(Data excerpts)
########

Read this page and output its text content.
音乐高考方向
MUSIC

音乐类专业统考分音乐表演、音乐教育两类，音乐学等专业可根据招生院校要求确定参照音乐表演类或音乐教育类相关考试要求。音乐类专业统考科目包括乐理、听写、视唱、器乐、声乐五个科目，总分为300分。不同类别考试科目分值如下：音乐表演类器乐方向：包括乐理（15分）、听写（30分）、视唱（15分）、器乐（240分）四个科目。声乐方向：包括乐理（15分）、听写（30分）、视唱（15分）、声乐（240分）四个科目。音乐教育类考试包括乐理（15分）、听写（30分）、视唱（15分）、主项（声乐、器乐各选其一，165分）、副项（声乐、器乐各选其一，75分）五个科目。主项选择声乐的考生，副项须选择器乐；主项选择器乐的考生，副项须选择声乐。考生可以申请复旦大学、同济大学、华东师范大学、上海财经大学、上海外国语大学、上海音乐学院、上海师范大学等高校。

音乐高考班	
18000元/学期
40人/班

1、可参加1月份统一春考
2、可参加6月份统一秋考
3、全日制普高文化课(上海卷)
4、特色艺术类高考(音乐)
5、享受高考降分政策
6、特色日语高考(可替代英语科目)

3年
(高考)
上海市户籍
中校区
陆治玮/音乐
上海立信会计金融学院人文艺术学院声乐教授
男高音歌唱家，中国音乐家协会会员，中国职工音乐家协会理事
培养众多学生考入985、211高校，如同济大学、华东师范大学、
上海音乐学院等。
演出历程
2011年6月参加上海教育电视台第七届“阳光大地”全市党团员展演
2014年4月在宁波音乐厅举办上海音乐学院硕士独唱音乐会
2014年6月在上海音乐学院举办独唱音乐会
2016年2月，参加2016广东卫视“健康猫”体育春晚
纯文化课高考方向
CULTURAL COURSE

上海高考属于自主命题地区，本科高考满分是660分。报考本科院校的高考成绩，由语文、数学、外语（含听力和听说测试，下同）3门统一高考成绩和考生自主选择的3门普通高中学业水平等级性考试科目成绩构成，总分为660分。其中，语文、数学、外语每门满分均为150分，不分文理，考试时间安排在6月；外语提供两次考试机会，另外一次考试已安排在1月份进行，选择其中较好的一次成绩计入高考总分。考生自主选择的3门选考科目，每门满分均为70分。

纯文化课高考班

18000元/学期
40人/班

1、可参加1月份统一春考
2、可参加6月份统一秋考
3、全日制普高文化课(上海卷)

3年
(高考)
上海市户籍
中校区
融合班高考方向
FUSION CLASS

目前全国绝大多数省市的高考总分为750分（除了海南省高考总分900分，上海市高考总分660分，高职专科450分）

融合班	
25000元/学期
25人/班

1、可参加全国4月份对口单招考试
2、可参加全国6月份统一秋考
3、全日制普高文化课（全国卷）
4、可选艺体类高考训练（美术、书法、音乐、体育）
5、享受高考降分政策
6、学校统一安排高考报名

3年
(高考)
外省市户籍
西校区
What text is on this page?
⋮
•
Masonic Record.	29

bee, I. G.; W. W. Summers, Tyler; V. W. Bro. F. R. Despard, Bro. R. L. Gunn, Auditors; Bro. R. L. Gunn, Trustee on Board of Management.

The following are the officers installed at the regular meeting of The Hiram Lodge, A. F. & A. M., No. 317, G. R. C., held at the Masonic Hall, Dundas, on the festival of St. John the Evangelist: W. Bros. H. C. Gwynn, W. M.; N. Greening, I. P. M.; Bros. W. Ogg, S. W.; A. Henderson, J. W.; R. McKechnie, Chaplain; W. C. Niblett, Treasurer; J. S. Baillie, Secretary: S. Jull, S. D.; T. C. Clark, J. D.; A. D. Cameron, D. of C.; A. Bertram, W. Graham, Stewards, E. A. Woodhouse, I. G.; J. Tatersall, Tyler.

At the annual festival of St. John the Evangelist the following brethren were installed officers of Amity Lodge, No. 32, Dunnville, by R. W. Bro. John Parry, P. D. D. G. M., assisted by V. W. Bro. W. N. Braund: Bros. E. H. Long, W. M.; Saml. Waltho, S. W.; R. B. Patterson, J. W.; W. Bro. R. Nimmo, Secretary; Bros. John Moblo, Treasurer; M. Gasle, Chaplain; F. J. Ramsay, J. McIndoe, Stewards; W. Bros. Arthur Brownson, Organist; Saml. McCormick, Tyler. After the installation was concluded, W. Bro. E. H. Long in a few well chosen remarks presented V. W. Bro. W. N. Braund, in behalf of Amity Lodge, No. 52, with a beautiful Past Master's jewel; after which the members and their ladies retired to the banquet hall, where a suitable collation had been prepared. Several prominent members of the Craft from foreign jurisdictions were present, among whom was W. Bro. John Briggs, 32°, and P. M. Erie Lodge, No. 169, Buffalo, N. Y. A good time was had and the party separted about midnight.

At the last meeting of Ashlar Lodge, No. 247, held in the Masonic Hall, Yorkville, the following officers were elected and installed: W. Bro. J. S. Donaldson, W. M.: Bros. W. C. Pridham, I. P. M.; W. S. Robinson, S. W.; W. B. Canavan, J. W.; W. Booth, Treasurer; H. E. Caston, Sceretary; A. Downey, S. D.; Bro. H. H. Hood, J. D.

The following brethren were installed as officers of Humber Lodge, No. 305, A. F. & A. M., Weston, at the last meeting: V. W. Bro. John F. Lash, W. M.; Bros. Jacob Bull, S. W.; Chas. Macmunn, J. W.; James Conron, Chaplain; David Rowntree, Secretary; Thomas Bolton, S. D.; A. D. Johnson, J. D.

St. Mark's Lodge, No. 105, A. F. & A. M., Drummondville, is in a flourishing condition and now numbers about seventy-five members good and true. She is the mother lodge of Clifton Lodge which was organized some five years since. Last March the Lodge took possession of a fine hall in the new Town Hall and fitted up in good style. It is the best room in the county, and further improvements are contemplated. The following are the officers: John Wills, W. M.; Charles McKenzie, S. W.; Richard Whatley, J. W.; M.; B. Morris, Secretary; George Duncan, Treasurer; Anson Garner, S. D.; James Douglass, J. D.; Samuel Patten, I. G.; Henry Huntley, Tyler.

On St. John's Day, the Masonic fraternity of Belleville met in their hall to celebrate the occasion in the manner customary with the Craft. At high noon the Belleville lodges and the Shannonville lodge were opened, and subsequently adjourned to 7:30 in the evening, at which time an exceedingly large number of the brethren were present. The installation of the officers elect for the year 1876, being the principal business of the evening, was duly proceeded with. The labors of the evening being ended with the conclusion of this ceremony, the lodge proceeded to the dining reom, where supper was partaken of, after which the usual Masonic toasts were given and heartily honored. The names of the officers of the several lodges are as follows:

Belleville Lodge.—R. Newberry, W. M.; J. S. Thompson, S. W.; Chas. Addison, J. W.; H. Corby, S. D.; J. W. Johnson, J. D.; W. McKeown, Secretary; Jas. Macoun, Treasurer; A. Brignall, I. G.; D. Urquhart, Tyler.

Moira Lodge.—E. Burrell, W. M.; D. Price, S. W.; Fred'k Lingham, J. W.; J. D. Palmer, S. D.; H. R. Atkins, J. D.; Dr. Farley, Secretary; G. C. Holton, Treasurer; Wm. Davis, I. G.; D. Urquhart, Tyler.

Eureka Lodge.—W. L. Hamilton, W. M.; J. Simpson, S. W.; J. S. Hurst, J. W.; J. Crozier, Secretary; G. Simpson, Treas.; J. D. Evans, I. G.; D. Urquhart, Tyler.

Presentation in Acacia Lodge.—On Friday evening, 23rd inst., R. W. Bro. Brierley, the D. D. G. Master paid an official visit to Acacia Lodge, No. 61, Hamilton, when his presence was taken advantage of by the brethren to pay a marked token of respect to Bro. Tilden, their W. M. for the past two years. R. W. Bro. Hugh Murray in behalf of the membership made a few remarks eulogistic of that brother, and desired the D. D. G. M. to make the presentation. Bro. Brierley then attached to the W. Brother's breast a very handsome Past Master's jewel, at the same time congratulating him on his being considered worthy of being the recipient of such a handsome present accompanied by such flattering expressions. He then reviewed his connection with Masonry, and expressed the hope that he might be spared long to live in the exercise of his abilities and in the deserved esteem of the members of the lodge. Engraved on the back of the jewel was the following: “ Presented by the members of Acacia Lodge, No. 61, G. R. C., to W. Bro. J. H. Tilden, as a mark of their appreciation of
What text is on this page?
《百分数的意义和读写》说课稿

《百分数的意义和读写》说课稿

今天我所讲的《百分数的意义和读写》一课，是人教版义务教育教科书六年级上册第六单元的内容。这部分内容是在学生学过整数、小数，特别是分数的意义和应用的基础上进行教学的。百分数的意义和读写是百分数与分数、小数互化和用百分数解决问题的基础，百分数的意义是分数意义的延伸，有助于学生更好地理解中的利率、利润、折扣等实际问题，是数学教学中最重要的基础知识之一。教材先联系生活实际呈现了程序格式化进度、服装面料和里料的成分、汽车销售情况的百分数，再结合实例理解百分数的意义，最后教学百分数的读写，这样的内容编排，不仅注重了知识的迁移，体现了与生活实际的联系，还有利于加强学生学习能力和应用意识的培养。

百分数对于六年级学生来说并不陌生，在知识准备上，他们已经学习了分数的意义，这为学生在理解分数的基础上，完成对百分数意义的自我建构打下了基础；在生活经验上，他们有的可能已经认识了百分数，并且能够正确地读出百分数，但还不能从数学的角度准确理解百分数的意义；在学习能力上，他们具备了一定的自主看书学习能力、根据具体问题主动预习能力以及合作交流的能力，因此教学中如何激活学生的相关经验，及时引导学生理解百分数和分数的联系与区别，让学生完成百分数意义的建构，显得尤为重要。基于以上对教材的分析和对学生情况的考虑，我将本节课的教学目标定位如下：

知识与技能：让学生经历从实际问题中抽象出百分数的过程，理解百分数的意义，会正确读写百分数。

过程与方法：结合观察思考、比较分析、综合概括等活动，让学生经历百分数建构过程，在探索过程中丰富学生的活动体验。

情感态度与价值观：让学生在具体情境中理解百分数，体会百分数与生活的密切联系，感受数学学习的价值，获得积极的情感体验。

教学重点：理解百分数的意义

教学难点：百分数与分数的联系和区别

########

[Exercise]: From the records given above, copy all lines containing "this".

[Solution]:
Read this page and output its text content.
What text is on this page?
On St. John's Day, the Masonic fraternity of Belleville met in their hall to celebrate the occasion in the manner customary with the Craft. At high noon the Belleville lodges and the Shannonville lodge were opened, and subsequently adjourned to 7:30 in the evening, at which time an exceedingly large number of the brethren were present. The installation of the officers elect for the year 1876, being the principal business of the evening, was duly proceeded with. The labors of the evening being ended with the conclusion of this ceremony, the lodge proceeded to the dining reom, where supper was partaken of, after which the usual Masonic toasts were given and heartily honored. The names of the officers of the several lodges are as follows:
What text is on this page?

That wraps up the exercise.